* [DIRECTIONS FOR THIS TASK]:
Return all lines that include the string "article".

########################################

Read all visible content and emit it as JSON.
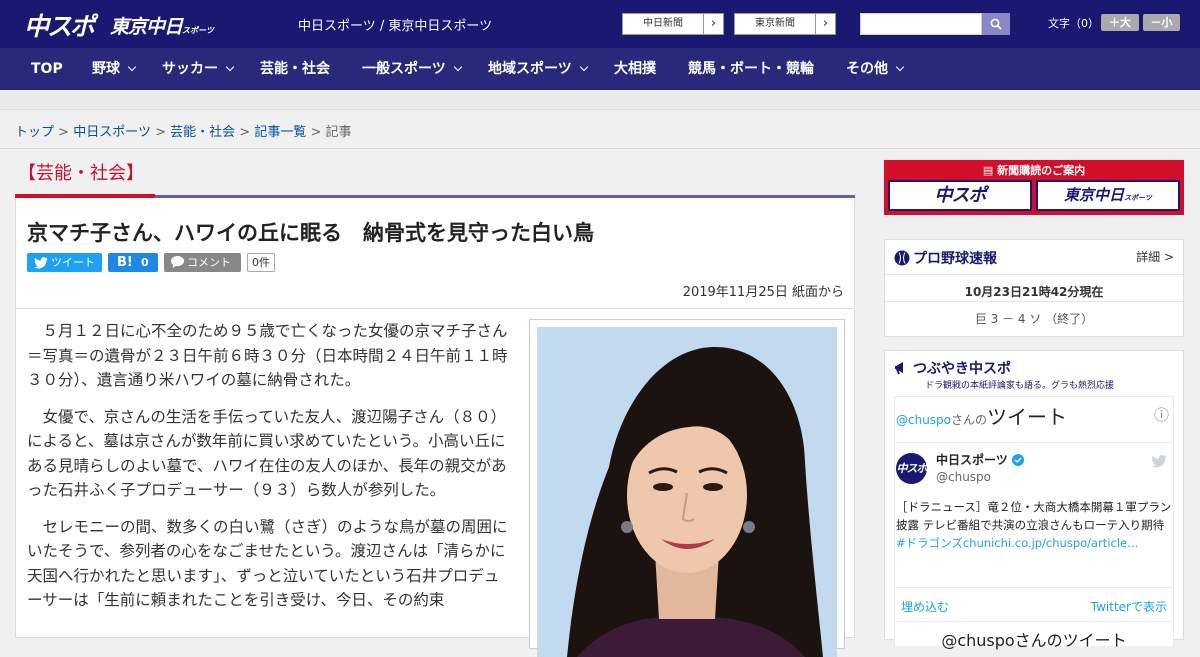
{
  "header": {
    "logo_main": "中スポ",
    "logo_tokyo": "東京中日",
    "logo_tokyo_small": "スポーツ",
    "tagline": "中日スポーツ / 東京中日スポーツ",
    "btn_chunichi": "中日新聞",
    "btn_tokyo": "東京新聞",
    "btn_arrow": "›",
    "search_placeholder": "",
    "font_size_label": "文字（0）",
    "font_bigger": "＋大",
    "font_smaller": "－小"
  },
  "nav": [
    {
      "label": "TOP"
    },
    {
      "label": "野球"
    },
    {
      "label": "サッカー"
    },
    {
      "label": "芸能・社会"
    },
    {
      "label": "一般スポーツ"
    },
    {
      "label": "地域スポーツ"
    },
    {
      "label": "大相撲"
    },
    {
      "label": "競馬・ボート・競輪"
    },
    {
      "label": "その他"
    }
  ],
  "breadcrumb": {
    "items": [
      "トップ",
      "中日スポーツ",
      "芸能・社会",
      "記事一覧"
    ],
    "current": "記事",
    "separator": ">"
  },
  "section": {
    "title": "【芸能・社会】"
  },
  "article": {
    "title": "京マチ子さん、ハワイの丘に眠る　納骨式を見守った白い鳥",
    "share_tweet": "ツイート",
    "share_hatena": "B!",
    "share_hatena_count": "0",
    "share_comment": "コメント",
    "comment_count": "0件",
    "date": "2019年11月25日 紙面から",
    "paragraphs": [
      "５月１２日に心不全のため９５歳で亡くなった女優の京マチ子さん＝写真＝の遺骨が２３日午前６時３０分（日本時間２４日午前１１時３０分）、遺言通り米ハワイの墓に納骨された。",
      "女優で、京さんの生活を手伝っていた友人、渡辺陽子さん（８０）によると、墓は京さんが数年前に買い求めていたという。小高い丘にある見晴らしのよい墓で、ハワイ在住の友人のほか、長年の親交があった石井ふく子プロデューサー（９３）ら数人が参列した。",
      "セレモニーの間、数多くの白い鷺（さぎ）のような鳥が墓の周囲にいたそうで、参列者の心をなごませたという。渡辺さんは「清らかに天国へ行かれたと思います」、ずっと泣いていたという石井プロデューサーは「生前に頼まれたことを引き受け、今日、その約束"
    ]
  },
  "sidebar": {
    "subscribe": {
      "title": "新聞購読のご案内",
      "logo_left": "中スポ",
      "logo_right": "東京中日",
      "logo_right_small": "スポーツ"
    },
    "baseball": {
      "title": "プロ野球速報",
      "detail": "詳細 >",
      "updated": "10月23日21時42分現在",
      "score": "巨 3 － 4 ソ （終了）"
    },
    "twitter": {
      "title": "つぶやき中スポ",
      "subtitle": "ドラ観戦の本紙評論家も語る。グラも熱烈応援",
      "handle_prefix": "@chuspo",
      "handle_suffix": "さんの",
      "tweets_word": "ツイート",
      "info": "ⓘ",
      "user_name": "中日スポーツ",
      "user_handle": "@chuspo",
      "tweet_text": "［ドラニュース］竜２位・大商大橋本開幕１軍プラン披露 テレビ番組で共演の立浪さんもローテ入り期待",
      "tweet_link": "#ドラゴンズchunichi.co.jp/chuspo/article…",
      "embed": "埋め込む",
      "view_on_twitter": "Twitterで表示",
      "footer_partial": "@chuspoさんのツイート"
    }
  },
  "colors": {
    "header_bg": "#1a1870",
    "nav_bg": "#2a287a",
    "accent_red": "#d0102a",
    "accent_purple": "#6b5ba6",
    "link": "#0050a0",
    "twitter": "#1da1f2"
  }
}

########################################

* [FINISHED ANSWER]:
  "article": {
      "tweet_link": "#ドラゴンズchunichi.co.jp/chuspo/article…",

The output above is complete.